**What you have to do:**
Look over the entries that follow and work out how many lines contain "tutti". State the number only.

**Record extracts:**

○ ○ ○ ○ ○ ○ ○

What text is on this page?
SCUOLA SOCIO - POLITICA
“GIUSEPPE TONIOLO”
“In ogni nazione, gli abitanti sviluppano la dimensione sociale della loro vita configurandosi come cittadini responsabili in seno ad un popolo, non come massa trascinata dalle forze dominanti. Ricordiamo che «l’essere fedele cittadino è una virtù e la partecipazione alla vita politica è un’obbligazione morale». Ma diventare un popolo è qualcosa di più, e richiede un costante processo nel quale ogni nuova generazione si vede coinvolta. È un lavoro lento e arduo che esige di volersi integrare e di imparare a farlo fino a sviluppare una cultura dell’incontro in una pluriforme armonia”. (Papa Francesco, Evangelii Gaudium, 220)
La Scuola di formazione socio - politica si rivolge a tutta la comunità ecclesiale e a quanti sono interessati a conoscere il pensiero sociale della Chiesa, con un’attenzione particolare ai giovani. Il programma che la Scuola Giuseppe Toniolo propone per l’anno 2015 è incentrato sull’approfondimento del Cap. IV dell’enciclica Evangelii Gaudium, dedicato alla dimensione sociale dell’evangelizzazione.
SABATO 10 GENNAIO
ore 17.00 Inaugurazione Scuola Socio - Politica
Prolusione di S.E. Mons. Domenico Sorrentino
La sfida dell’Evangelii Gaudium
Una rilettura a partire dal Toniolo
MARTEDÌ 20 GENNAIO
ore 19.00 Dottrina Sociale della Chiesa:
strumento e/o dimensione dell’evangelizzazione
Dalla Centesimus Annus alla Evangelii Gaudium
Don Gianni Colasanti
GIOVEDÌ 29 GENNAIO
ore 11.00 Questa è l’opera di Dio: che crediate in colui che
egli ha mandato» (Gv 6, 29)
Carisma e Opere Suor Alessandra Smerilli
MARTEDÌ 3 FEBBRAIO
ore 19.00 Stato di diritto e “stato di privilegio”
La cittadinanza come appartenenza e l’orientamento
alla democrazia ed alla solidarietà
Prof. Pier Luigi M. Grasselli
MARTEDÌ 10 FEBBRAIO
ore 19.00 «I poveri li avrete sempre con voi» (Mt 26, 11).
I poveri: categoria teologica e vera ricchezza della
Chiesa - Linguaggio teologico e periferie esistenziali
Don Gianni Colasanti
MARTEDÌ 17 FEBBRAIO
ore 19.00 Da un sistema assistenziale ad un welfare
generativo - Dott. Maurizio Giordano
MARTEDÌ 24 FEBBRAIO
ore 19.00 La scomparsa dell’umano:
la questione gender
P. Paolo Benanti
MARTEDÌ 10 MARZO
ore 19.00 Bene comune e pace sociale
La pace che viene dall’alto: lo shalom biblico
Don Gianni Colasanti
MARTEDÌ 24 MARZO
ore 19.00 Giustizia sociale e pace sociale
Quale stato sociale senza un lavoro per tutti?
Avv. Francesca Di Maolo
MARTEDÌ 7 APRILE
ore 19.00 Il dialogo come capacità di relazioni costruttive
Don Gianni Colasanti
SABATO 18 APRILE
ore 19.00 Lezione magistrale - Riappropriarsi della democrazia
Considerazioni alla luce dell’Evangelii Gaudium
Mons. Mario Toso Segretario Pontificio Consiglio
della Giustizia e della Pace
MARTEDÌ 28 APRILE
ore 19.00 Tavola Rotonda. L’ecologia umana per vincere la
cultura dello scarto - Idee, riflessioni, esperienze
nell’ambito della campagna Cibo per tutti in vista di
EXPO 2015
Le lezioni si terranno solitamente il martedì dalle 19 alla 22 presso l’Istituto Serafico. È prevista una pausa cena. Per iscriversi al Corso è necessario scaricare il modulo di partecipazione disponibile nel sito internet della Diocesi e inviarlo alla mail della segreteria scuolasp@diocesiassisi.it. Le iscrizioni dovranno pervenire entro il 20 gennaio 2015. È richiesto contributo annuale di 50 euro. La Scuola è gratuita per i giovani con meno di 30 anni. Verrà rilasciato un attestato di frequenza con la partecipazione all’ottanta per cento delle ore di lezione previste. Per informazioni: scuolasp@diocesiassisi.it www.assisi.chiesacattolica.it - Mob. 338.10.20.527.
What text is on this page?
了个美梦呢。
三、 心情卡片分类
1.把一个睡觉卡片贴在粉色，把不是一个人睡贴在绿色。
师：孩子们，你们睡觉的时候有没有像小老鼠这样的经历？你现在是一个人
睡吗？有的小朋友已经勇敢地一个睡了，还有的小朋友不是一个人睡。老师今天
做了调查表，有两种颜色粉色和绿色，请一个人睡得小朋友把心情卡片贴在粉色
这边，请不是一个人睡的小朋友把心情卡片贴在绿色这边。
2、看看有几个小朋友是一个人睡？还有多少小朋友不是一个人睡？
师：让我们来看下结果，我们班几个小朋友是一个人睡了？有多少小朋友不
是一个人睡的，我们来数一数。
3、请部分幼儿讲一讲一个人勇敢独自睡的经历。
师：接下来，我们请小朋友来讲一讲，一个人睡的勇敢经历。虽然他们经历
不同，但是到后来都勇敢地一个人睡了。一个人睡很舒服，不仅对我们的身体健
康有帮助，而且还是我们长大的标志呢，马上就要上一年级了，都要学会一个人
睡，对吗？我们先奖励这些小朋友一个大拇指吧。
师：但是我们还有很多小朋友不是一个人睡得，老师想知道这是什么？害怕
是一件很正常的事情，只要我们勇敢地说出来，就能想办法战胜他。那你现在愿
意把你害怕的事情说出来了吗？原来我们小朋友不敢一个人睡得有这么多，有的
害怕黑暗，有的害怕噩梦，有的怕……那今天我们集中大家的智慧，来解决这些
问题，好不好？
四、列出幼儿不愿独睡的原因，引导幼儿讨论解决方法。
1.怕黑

○ ○ ○ ○ ○ ○ ○

**Problem solution:**
2